→ **Exercise prompt**
With the string "nguyên" as the filter, copy each matching line from the records.
[Extracted information Boundary: Start]
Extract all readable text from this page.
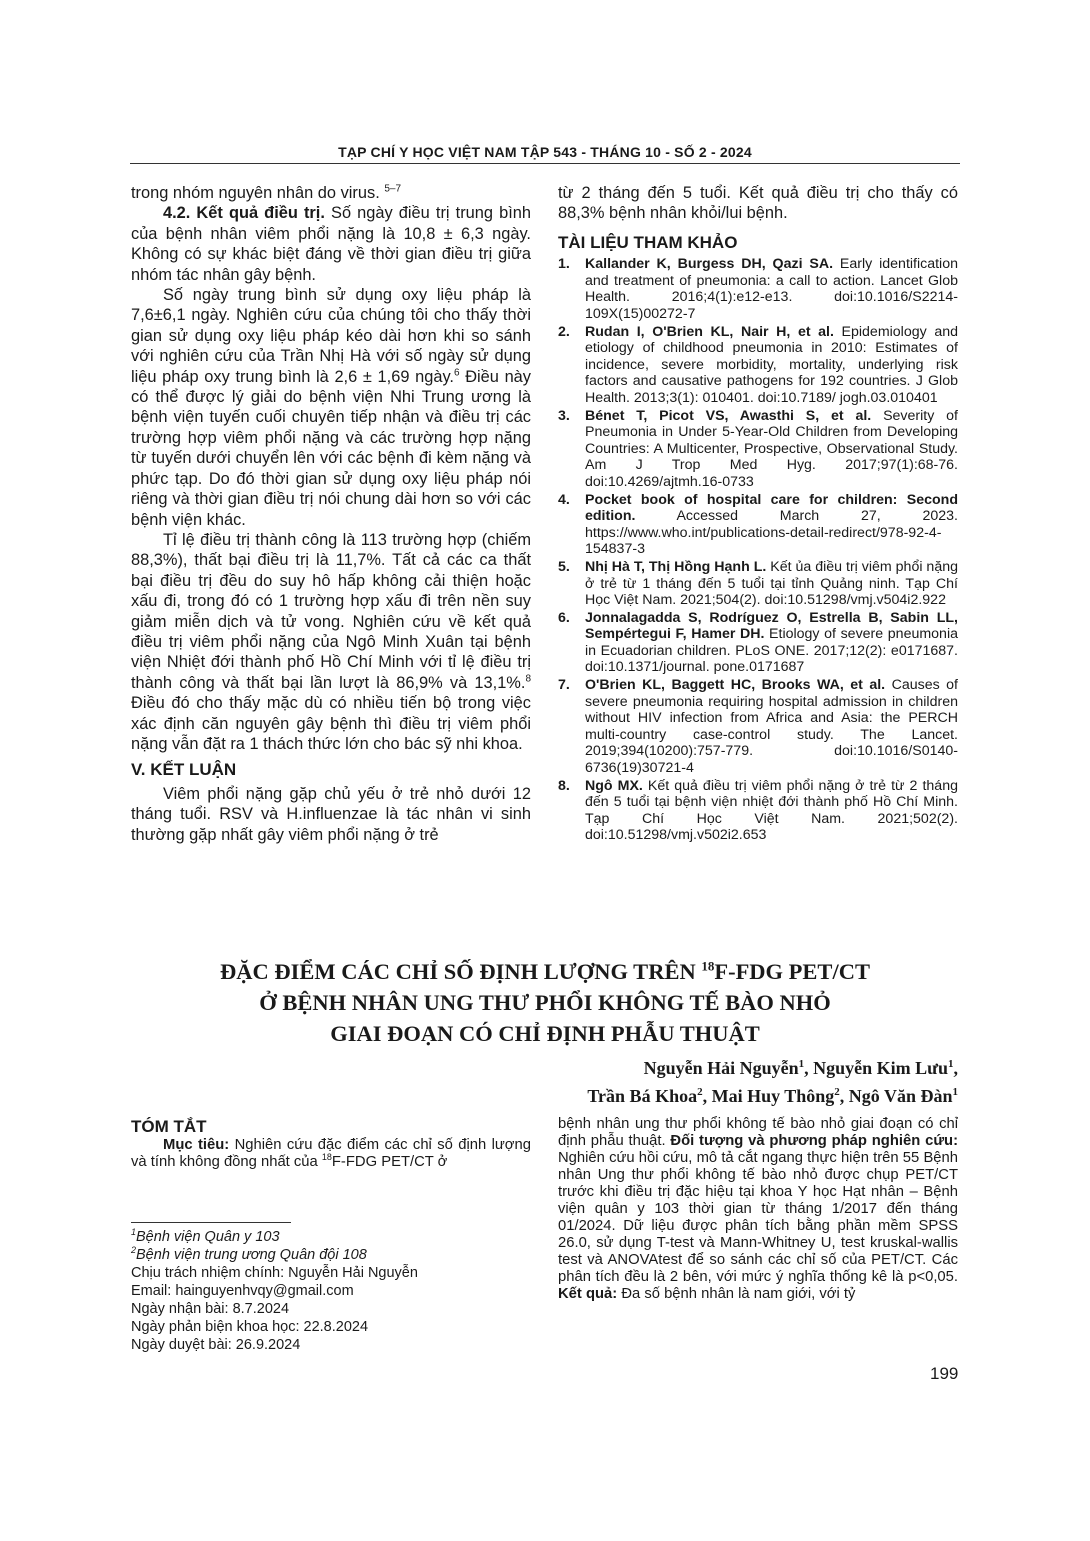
TẠP CHÍ Y HỌC VIỆT NAM TẬP 543 - THÁNG 10 - SỐ 2 - 2024

trong nhóm nguyên nhân do virus. $^{5-7}$

4.2. Kết quả điều trị. Số ngày điều trị trung bình của bệnh nhân viêm phổi nặng là 10,8 ± 6,3 ngày. Không có sự khác biệt đáng về thời gian điều trị giữa nhóm tác nhân gây bệnh.

Số ngày trung bình sử dụng oxy liệu pháp là 7,6±6,1 ngày. Nghiên cứu của chúng tôi cho thấy thời gian sử dụng oxy liệu pháp kéo dài hơn khi so sánh với nghiên cứu của Trần Nhị Hà với số ngày sử dụng liệu pháp oxy trung bình là 2,6 ± 1,69 ngày.$^6$ Điều này có thể được lý giải do bệnh viện Nhi Trung ương là bệnh viện tuyến cuối chuyên tiếp nhận và điều trị các trường hợp viêm phổi nặng và các trường hợp nặng từ tuyến dưới chuyển lên với các bệnh đi kèm nặng và phức tạp. Do đó thời gian sử dụng oxy liệu pháp nói riêng và thời gian điều trị nói chung dài hơn so với các bệnh viện khác.

Tỉ lệ điều trị thành công là 113 trường hợp (chiếm 88,3%), thất bại điều trị là 11,7%. Tất cả các ca thất bại điều trị đều do suy hô hấp không cải thiện hoặc xấu đi, trong đó có 1 trường hợp xấu đi trên nền suy giảm miễn dịch và tử vong. Nghiên cứu về kết quả điều trị viêm phổi nặng của Ngô Minh Xuân tại bệnh viện Nhiệt đới thành phố Hồ Chí Minh với tỉ lệ điều trị thành công và thất bại lần lượt là 86,9% và 13,1%.$^8$ Điều đó cho thấy mặc dù có nhiều tiến bộ trong việc xác định căn nguyên gây bệnh thì điều trị viêm phổi nặng vẫn đặt ra 1 thách thức lớn cho bác sỹ nhi khoa.

V. KẾT LUẬN

Viêm phổi nặng gặp chủ yếu ở trẻ nhỏ dưới 12 tháng tuổi. RSV và H.influenzae là tác nhân vi sinh thường gặp nhất gây viêm phổi nặng ở trẻ

từ 2 tháng đến 5 tuổi. Kết quả điều trị cho thấy có 88,3% bệnh nhân khỏi/lui bệnh.

TÀI LIỆU THAM KHẢO

1.	Kallander K, Burgess DH, Qazi SA. Early identification and treatment of pneumonia: a call to action. Lancet Glob Health. 2016;4(1):e12-e13. doi:10.1016/S2214-109X(15)00272-7
2.	Rudan I, O'Brien KL, Nair H, et al. Epidemiology and etiology of childhood pneumonia in 2010: Estimates of incidence, severe morbidity, mortality, underlying risk factors and causative pathogens for 192 countries. J Glob Health. 2013;3(1): 010401. doi:10.7189/ jogh.03.010401
3.	Bénet T, Picot VS, Awasthi S, et al. Severity of Pneumonia in Under 5-Year-Old Children from Developing Countries: A Multicenter, Prospective, Observational Study. Am J Trop Med Hyg. 2017;97(1):68-76. doi:10.4269/ajtmh.16-0733
4.	Pocket book of hospital care for children: Second edition. Accessed March 27, 2023. https://www.who.int/publications-detail-redirect/978-92-4-154837-3
5.	Nhị Hà T, Thị Hồng Hạnh L. Kết ủa điều trị viêm phổi nặng ở trẻ từ 1 tháng đến 5 tuổi tại tỉnh Quảng ninh. Tạp Chí Học Việt Nam. 2021;504(2). doi:10.51298/vmj.v504i2.922
6.	Jonnalagadda S, Rodríguez O, Estrella B, Sabin LL, Sempértegui F, Hamer DH. Etiology of severe pneumonia in Ecuadorian children. PLoS ONE. 2017;12(2): e0171687. doi:10.1371/journal. pone.0171687
7.	O'Brien KL, Baggett HC, Brooks WA, et al. Causes of severe pneumonia requiring hospital admission in children without HIV infection from Africa and Asia: the PERCH multi-country case-control study. The Lancet. 2019;394(10200):757-779. doi:10.1016/S0140-6736(19)30721-4
8.	Ngô MX. Kết quả điều trị viêm phổi nặng ở trẻ từ 2 tháng đến 5 tuổi tại bệnh viện nhiệt đới thành phố Hồ Chí Minh. Tạp Chí Học Việt Nam. 2021;502(2). doi:10.51298/vmj.v502i2.653
ĐẶC ĐIỂM CÁC CHỈ SỐ ĐỊNH LƯỢNG TRÊN $^{18}$F-FDG PET/CT
Ở BỆNH NHÂN UNG THƯ PHỔI KHÔNG TẾ BÀO NHỎ
GIAI ĐOẠN CÓ CHỈ ĐỊNH PHẪU THUẬT
Nguyễn Hải Nguyễn$^1$, Nguyễn Kim Lưu$^1$,
Trần Bá Khoa$^2$, Mai Huy Thông$^2$, Ngô Văn Đàn$^1$

TÓM TẮT

Mục tiêu: Nghiên cứu đặc điểm các chỉ số định lượng và tính không đồng nhất của $^{18}$F-FDG PET/CT ở

$^1$Bệnh viện Quân y 103

$^2$Bệnh viện trung ương Quân đội 108

Chịu trách nhiệm chính: Nguyễn Hải Nguyễn

Email: hainguyenhvqy@gmail.com

Ngày nhận bài: 8.7.2024

Ngày phản biện khoa học: 22.8.2024

Ngày duyệt bài: 26.9.2024

bệnh nhân ung thư phổi không tế bào nhỏ giai đoạn có chỉ định phẫu thuật. Đối tượng và phương pháp nghiên cứu: Nghiên cứu hồi cứu, mô tả cắt ngang thực hiện trên 55 Bệnh nhân Ung thư phổi không tế bào nhỏ được chụp PET/CT trước khi điều trị đặc hiệu tại khoa Y học Hạt nhân – Bệnh viện quân y 103 thời gian từ tháng 1/2017 đến tháng 01/2024. Dữ liệu được phân tích bằng phần mềm SPSS 26.0, sử dụng T-test và Mann-Whitney U, test kruskal-wallis test và ANOVAtest để so sánh các chỉ số của PET/CT. Các phân tích đều là 2 bên, với mức ý nghĩa thống kê là p<0,05. Kết quả: Đa số bệnh nhân là nam giới, với tỷ

199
[Extracted information Boundary: End]
→ **Output of the exercise**
trong nhóm nguyên nhân do virus. $^{5-7}$
Tỉ lệ điều trị thành công là 113 trường hợp (chiếm 88,3%), thất bại điều trị là 11,7%. Tất cả các ca thất bại điều trị đều do suy hô hấp không cải thiện hoặc xấu đi, trong đó có 1 trường hợp xấu đi trên nền suy giảm miễn dịch và tử vong. Nghiên cứu về kết quả điều trị viêm phổi nặng của Ngô Minh Xuân tại bệnh viện Nhiệt đới thành phố Hồ Chí Minh với tỉ lệ điều trị thành công và thất bại lần lượt là 86,9% và 13,1%.$^8$ Điều đó cho thấy mặc dù có nhiều tiến bộ trong việc xác định căn nguyên gây bệnh thì điều trị viêm phổi nặng vẫn đặt ra 1 thách thức lớn cho bác sỹ nhi khoa.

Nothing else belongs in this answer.